PROBLEM TO WORK ON |
In the listing below, how many lines contain the word "Elevation"? Please respond with the number only.

DATA TO USE |

********************

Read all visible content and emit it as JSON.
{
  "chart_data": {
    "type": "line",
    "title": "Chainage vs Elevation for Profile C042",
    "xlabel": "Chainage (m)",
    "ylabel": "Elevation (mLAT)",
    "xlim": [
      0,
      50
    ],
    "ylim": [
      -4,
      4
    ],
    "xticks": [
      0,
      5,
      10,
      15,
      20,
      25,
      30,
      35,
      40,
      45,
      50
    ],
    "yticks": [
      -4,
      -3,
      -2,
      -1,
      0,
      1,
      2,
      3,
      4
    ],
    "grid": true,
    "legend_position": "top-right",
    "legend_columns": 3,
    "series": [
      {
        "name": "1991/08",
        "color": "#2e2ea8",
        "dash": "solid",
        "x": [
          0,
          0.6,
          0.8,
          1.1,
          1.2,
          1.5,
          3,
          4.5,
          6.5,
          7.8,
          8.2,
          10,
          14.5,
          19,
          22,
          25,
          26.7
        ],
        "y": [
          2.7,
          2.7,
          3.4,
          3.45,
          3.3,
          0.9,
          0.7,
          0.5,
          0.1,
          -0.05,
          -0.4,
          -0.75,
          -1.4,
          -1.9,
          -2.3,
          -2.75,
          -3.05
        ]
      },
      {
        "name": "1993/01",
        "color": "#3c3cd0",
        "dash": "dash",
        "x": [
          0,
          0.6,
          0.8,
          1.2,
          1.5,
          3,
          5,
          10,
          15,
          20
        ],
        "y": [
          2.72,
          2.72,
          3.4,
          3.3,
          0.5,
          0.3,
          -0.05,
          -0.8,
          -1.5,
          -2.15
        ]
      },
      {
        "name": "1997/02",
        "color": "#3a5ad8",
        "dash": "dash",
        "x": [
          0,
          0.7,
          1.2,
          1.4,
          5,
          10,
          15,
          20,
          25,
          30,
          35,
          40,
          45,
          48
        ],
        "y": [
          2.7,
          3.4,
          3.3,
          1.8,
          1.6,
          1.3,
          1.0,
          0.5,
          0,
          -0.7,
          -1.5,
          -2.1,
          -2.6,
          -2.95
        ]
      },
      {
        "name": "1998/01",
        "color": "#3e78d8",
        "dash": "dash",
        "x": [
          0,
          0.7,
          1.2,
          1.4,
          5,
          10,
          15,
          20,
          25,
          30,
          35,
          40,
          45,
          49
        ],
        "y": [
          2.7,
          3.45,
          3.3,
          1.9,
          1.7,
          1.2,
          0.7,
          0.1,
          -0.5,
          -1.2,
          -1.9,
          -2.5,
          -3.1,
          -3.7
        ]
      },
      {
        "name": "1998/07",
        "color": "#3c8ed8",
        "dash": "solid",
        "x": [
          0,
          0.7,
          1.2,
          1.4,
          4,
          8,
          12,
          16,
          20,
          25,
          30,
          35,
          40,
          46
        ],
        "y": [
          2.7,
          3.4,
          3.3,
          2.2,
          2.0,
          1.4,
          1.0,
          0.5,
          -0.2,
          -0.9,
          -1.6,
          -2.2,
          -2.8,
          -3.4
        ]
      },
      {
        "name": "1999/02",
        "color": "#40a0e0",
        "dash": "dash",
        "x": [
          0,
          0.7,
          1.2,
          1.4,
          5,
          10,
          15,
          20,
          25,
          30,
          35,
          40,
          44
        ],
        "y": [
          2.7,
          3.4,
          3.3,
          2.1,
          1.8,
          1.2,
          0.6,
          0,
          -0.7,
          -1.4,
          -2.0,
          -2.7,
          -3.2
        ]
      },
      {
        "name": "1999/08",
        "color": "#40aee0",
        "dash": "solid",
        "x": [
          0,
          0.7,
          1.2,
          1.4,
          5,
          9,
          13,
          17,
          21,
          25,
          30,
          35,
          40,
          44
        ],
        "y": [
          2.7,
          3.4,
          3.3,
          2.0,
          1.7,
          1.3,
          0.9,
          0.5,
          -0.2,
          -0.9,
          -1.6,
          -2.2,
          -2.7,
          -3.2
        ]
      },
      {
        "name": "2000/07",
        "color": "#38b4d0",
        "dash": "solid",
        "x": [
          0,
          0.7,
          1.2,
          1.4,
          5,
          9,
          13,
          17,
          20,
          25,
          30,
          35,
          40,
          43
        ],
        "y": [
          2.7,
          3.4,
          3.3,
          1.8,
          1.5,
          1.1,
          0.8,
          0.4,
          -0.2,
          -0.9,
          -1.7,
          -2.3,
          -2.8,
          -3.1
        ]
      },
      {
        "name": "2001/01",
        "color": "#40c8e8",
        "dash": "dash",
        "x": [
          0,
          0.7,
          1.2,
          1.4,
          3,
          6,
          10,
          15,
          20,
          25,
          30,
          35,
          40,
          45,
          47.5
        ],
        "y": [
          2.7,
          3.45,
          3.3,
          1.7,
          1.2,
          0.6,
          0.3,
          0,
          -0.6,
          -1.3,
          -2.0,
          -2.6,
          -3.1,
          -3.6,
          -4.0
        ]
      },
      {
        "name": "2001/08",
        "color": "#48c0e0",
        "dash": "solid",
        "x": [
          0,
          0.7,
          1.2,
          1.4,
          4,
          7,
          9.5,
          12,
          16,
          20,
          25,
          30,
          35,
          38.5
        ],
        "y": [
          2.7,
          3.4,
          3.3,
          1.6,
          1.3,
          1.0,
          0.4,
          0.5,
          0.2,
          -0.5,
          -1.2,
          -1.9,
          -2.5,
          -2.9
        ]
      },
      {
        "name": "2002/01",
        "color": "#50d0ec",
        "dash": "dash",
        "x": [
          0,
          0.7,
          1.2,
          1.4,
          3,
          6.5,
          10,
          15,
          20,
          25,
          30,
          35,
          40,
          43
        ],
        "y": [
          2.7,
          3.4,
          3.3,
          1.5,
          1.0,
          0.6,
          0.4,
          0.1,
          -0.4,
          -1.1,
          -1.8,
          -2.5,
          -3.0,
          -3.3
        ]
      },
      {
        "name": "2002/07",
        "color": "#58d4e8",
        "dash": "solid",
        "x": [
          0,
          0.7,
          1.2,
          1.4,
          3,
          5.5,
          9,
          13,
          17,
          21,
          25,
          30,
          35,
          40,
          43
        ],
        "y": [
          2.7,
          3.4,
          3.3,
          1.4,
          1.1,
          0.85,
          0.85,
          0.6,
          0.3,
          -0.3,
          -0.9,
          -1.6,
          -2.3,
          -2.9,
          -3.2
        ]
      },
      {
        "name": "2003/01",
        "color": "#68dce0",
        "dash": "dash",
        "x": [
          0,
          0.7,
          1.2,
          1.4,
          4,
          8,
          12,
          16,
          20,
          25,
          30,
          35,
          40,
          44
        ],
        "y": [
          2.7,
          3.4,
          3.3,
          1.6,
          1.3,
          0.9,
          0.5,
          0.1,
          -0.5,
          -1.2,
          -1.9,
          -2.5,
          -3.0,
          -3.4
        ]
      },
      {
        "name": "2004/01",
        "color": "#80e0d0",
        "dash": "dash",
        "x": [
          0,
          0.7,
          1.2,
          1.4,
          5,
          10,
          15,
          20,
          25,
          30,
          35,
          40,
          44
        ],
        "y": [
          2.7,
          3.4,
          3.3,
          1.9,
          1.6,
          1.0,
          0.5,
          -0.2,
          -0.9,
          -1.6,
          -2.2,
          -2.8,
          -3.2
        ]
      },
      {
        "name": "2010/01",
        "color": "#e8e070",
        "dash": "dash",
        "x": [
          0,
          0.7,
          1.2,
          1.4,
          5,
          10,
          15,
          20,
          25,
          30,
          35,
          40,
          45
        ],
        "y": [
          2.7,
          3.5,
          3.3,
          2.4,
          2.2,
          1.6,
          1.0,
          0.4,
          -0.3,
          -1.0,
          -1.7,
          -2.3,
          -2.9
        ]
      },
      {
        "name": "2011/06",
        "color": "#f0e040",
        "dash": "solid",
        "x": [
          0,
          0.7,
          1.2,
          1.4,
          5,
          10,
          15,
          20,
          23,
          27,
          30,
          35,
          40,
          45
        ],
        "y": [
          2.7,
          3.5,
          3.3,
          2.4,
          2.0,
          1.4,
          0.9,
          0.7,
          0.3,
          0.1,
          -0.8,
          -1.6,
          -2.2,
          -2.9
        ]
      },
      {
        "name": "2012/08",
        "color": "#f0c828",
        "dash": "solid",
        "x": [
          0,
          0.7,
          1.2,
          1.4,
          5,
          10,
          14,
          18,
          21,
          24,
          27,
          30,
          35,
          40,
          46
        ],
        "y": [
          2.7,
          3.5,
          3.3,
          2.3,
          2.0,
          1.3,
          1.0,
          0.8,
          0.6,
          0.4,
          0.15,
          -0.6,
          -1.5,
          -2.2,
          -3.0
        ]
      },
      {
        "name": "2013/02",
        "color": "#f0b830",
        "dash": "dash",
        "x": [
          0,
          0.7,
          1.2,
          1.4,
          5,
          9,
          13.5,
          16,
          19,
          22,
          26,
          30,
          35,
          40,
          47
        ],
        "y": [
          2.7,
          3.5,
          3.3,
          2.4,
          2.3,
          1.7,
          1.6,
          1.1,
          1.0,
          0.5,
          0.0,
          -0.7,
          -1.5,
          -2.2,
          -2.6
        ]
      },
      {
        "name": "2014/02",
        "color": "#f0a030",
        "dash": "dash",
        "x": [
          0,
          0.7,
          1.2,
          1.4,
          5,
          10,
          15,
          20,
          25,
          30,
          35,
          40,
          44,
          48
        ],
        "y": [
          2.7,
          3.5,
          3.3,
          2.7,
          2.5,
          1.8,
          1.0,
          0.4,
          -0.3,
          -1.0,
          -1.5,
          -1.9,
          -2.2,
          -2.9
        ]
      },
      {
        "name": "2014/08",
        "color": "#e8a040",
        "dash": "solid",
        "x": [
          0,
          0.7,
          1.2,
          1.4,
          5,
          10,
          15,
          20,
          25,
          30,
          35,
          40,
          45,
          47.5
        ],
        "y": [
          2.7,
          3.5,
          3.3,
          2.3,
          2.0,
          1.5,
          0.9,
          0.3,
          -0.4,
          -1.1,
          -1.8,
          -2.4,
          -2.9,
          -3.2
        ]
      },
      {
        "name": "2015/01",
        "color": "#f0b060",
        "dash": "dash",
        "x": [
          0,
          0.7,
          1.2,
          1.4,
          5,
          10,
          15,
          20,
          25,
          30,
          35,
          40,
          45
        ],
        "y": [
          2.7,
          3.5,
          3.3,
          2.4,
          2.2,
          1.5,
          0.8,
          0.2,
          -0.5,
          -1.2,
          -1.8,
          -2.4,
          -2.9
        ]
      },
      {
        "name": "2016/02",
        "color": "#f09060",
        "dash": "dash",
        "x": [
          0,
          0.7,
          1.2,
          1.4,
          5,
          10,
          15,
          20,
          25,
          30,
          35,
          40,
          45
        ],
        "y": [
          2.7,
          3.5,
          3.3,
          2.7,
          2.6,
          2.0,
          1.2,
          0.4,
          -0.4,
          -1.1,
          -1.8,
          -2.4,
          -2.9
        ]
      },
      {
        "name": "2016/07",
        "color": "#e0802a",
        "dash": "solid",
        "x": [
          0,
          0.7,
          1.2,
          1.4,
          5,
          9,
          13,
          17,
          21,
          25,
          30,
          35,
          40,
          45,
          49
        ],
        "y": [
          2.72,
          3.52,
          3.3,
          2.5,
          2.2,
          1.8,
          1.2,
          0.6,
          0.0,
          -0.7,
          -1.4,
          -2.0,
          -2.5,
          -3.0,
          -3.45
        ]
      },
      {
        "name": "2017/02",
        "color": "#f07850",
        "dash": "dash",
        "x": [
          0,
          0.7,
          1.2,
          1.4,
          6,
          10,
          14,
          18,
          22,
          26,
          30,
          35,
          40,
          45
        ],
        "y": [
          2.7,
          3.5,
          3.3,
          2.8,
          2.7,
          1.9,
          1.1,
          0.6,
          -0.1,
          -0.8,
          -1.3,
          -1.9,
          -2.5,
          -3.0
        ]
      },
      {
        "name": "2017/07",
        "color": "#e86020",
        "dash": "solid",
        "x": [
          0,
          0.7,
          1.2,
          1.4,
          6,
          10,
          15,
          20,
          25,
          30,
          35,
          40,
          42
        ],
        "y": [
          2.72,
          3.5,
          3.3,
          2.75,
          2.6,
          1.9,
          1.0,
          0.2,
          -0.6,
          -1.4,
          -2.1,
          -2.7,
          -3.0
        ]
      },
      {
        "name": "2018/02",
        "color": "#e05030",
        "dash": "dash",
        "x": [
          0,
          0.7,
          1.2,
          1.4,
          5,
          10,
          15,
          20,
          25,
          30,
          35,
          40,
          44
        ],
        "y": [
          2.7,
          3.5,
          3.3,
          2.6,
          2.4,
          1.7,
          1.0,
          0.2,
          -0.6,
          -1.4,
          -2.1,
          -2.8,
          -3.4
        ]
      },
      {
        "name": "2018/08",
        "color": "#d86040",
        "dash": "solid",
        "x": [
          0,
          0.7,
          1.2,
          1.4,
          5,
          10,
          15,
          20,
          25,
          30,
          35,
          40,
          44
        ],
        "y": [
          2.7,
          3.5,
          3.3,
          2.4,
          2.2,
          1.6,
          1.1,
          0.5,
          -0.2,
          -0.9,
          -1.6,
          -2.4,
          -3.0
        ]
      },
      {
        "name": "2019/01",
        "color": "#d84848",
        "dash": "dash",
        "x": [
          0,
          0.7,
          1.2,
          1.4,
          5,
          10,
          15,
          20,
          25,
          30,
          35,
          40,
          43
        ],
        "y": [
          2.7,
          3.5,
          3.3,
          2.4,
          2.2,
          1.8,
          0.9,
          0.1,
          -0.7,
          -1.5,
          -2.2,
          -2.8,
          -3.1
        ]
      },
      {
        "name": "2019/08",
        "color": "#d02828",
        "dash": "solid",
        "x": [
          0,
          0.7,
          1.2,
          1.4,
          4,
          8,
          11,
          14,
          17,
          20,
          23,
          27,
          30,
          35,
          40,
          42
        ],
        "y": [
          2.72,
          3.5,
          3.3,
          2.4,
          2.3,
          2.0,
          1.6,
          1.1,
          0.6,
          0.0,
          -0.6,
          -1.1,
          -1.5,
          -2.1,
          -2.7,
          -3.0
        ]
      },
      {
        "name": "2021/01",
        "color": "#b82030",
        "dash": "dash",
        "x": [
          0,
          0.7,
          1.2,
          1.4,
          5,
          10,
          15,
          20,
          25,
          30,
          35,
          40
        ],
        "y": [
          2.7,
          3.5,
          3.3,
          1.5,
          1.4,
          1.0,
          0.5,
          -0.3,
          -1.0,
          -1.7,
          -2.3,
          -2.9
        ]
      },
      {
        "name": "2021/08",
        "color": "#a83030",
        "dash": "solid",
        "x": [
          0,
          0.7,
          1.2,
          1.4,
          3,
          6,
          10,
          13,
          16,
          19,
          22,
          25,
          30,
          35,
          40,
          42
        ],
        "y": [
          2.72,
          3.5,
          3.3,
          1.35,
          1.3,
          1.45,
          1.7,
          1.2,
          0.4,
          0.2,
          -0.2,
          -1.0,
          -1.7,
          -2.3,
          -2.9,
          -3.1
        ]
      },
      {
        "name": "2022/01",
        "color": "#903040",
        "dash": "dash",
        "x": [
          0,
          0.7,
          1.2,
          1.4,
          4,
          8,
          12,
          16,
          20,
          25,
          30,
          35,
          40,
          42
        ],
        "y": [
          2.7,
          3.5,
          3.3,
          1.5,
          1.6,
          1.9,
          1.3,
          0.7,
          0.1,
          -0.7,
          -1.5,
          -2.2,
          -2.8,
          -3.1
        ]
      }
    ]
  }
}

********************

SOLUTION FOR THIS TASK |
2